═════ SUPPLIED DATA
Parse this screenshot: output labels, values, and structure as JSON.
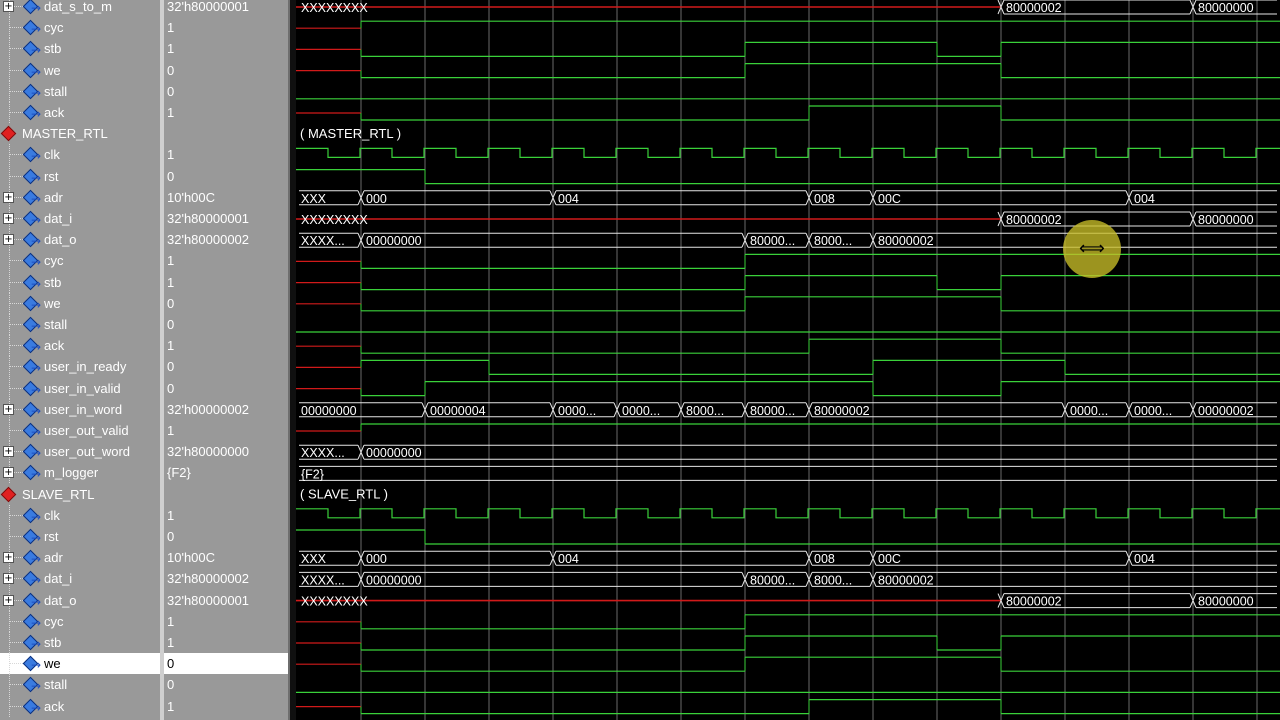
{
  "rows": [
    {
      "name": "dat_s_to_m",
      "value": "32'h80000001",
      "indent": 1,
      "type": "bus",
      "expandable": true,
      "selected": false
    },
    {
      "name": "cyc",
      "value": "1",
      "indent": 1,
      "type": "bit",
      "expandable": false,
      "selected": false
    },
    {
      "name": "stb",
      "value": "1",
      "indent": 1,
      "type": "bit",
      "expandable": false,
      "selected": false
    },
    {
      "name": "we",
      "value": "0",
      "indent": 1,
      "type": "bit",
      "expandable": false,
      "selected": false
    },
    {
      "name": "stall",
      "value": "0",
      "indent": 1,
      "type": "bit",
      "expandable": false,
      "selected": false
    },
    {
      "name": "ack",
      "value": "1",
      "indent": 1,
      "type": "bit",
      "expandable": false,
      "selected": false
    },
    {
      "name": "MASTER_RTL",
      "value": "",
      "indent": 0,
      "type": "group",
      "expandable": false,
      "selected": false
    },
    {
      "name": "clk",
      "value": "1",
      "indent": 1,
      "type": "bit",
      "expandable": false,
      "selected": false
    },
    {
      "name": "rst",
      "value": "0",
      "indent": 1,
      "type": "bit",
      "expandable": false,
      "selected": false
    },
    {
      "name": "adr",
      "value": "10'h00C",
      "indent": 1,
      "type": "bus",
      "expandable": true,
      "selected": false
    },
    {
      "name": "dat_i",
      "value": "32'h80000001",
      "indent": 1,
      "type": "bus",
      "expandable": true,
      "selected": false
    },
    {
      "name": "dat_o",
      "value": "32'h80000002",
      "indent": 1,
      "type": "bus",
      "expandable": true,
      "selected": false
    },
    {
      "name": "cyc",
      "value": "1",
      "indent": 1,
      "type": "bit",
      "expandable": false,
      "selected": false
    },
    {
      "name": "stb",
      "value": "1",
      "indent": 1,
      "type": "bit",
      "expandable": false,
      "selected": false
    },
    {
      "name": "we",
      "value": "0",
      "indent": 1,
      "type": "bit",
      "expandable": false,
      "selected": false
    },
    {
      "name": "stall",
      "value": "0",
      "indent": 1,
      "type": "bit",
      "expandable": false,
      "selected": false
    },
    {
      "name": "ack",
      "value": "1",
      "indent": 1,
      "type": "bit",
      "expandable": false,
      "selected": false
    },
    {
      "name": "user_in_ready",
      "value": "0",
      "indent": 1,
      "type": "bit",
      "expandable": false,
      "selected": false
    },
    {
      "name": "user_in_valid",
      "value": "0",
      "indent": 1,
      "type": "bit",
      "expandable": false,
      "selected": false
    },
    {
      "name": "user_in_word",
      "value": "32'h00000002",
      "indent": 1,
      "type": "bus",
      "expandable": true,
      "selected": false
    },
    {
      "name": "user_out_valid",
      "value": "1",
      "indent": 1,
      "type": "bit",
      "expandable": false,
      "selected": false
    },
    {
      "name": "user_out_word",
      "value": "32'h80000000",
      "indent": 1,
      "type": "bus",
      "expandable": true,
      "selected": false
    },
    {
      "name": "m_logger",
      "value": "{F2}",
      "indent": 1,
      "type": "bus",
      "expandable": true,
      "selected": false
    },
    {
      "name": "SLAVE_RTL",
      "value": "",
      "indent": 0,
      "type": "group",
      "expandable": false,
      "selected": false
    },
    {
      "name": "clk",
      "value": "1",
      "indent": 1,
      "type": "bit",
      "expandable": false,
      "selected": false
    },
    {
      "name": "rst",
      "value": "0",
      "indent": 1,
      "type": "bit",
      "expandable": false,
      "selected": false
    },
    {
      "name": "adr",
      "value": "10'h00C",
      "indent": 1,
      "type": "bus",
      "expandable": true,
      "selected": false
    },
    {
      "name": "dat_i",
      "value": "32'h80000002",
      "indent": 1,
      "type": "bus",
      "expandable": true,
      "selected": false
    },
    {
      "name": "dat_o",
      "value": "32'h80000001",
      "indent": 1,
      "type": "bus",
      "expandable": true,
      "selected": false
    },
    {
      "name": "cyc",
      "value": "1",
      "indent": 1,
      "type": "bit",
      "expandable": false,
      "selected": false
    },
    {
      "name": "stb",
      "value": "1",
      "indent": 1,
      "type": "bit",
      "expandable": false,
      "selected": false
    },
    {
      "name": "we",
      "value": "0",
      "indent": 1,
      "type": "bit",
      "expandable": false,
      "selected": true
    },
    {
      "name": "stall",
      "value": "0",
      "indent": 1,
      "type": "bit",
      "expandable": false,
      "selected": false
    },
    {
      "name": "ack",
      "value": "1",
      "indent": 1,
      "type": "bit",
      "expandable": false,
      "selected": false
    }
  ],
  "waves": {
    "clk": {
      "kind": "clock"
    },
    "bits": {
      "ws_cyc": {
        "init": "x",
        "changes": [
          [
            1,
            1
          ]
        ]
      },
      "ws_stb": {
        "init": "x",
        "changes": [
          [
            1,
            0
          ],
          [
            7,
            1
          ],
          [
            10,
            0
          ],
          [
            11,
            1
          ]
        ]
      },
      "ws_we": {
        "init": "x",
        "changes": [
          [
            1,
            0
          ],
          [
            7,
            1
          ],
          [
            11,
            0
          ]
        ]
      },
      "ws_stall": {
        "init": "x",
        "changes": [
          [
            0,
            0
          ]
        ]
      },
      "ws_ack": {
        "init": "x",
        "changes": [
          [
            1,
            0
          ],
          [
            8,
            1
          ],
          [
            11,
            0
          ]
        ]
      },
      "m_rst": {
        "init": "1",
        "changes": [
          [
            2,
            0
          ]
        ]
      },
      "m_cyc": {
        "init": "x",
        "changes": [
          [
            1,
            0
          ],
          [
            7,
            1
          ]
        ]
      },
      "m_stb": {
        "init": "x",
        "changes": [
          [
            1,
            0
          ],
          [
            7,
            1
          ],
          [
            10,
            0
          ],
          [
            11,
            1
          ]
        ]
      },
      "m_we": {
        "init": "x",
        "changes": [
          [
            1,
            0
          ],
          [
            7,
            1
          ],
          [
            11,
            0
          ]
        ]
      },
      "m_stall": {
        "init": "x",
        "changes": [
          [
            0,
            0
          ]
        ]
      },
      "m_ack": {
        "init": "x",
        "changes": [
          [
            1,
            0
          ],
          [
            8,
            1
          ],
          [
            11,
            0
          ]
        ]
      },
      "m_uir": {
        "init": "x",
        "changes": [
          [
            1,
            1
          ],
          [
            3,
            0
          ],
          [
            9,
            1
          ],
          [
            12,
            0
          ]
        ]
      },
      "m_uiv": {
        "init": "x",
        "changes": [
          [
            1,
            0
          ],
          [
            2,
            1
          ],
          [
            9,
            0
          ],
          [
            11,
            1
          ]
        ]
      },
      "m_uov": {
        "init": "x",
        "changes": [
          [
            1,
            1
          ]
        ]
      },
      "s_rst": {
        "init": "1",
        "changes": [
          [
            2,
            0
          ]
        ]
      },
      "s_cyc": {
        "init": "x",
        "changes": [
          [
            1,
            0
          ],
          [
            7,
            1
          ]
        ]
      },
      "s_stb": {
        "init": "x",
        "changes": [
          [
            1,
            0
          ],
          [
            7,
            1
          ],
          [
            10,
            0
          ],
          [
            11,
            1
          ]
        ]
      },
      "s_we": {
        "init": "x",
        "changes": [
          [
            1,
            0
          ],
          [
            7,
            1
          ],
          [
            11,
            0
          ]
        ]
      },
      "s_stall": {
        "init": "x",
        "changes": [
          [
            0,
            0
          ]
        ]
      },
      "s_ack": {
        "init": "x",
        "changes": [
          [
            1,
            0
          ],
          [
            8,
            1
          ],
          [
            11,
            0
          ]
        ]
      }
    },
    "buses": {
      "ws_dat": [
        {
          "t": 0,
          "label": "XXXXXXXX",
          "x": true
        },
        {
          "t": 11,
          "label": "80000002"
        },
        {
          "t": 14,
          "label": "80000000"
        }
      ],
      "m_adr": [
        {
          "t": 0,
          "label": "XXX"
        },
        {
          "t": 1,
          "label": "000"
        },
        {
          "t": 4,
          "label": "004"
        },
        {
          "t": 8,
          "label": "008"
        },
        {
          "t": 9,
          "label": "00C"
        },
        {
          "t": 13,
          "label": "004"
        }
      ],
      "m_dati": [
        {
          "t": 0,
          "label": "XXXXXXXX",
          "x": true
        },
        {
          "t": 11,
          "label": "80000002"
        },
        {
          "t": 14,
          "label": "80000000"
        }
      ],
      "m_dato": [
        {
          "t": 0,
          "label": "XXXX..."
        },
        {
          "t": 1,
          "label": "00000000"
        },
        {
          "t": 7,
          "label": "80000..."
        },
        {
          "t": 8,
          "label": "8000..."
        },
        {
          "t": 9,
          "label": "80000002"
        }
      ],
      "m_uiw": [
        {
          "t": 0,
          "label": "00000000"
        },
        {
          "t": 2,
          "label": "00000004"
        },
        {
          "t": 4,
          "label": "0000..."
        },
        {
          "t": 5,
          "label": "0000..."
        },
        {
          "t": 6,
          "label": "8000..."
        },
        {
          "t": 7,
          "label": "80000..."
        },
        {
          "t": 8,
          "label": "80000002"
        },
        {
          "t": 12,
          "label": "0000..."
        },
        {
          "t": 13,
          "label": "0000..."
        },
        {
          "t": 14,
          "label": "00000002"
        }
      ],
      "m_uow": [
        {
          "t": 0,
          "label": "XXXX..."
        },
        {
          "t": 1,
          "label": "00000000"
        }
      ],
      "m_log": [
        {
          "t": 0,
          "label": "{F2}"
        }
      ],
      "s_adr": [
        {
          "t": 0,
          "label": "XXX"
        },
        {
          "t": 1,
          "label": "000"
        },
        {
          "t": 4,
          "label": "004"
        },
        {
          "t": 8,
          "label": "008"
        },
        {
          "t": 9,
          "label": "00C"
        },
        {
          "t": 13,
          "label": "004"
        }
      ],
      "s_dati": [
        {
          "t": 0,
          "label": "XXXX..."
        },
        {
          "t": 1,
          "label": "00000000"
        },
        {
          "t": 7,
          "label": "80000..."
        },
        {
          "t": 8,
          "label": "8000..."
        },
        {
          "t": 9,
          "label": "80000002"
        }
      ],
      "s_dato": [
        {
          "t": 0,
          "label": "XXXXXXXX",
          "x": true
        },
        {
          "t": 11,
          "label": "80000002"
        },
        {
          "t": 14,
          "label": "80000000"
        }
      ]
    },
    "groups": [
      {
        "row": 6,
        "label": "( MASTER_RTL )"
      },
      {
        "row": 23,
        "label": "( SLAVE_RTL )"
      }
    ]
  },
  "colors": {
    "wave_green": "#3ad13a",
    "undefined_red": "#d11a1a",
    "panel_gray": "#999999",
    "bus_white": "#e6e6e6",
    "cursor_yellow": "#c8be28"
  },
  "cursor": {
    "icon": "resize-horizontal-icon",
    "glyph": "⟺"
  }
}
══════════
═════ SUPPLIED DATA
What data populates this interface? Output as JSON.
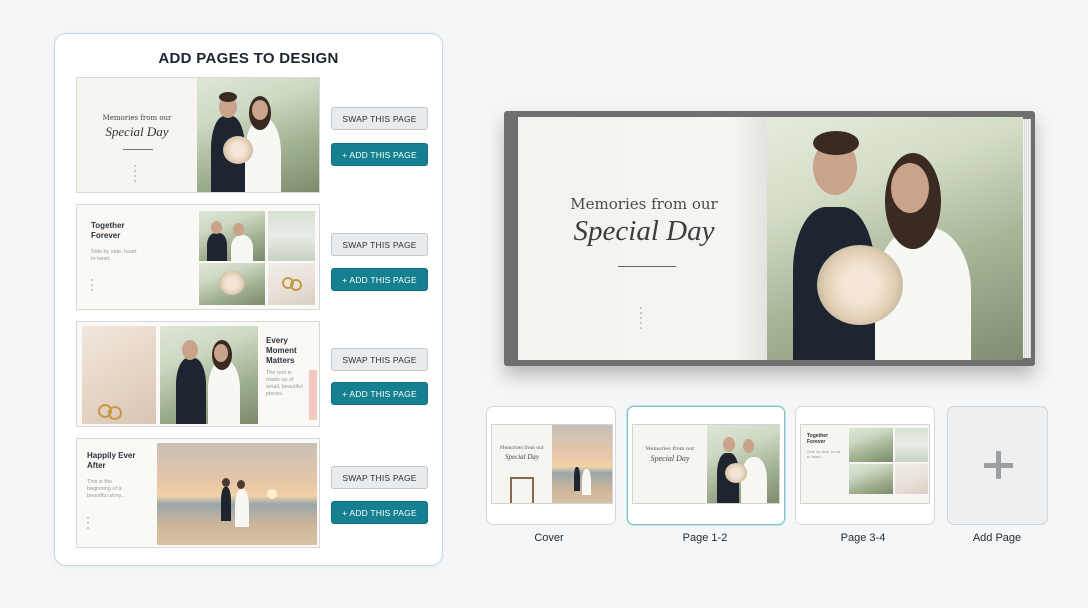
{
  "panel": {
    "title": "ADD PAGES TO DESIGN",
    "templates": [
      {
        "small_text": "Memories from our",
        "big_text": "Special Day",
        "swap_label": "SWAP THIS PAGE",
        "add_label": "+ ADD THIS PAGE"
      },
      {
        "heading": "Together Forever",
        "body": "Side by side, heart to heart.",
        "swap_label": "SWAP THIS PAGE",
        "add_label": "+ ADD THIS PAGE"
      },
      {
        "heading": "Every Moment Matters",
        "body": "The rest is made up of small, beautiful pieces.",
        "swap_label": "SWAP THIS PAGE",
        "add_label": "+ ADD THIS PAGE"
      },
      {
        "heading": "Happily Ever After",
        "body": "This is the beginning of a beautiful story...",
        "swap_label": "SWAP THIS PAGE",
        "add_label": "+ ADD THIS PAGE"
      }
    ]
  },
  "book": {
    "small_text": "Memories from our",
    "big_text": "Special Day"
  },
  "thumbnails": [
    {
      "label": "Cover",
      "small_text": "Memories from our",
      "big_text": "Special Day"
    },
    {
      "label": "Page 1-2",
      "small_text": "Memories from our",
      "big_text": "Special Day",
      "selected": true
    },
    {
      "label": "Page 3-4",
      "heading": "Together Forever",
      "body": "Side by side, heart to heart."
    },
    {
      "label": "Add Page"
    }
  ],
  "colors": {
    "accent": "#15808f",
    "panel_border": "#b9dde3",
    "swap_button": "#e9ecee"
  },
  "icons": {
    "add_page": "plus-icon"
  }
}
══════════
═════ SUPPLIED DATA
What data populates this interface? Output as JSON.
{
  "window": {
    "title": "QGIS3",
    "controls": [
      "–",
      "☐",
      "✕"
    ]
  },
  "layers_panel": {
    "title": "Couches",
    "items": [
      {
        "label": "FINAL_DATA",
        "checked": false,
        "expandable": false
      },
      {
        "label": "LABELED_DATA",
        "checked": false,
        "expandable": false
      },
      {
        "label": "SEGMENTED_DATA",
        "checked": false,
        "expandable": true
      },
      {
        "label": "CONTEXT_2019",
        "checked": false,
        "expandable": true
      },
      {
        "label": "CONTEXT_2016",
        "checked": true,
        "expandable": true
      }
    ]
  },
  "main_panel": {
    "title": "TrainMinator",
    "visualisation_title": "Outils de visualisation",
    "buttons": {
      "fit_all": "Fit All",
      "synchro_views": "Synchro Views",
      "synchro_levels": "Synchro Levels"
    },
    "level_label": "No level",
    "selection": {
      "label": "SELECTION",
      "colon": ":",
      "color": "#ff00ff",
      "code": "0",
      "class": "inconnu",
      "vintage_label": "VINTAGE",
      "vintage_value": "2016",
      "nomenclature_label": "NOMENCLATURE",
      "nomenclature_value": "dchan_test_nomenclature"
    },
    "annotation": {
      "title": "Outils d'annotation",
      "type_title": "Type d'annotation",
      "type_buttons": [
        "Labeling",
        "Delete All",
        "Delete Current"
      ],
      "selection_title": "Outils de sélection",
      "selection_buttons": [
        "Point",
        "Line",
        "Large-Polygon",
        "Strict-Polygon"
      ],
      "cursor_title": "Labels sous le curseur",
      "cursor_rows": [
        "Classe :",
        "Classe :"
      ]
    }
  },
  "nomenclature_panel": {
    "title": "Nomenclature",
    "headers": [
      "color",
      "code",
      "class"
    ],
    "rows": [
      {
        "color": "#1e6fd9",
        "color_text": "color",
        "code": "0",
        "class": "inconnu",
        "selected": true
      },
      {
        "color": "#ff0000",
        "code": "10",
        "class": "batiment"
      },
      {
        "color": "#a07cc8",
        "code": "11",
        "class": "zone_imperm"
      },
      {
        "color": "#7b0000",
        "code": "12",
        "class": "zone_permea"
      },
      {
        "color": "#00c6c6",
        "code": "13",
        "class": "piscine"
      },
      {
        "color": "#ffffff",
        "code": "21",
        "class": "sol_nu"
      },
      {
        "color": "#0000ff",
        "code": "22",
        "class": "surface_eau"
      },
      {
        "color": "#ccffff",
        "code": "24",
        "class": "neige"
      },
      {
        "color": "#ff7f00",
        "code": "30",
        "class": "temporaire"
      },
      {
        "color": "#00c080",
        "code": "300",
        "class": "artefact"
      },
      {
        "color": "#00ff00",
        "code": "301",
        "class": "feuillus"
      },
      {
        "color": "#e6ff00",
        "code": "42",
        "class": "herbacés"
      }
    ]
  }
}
══════════
Reply with one number only: how many lines of the listing hold "side"?

2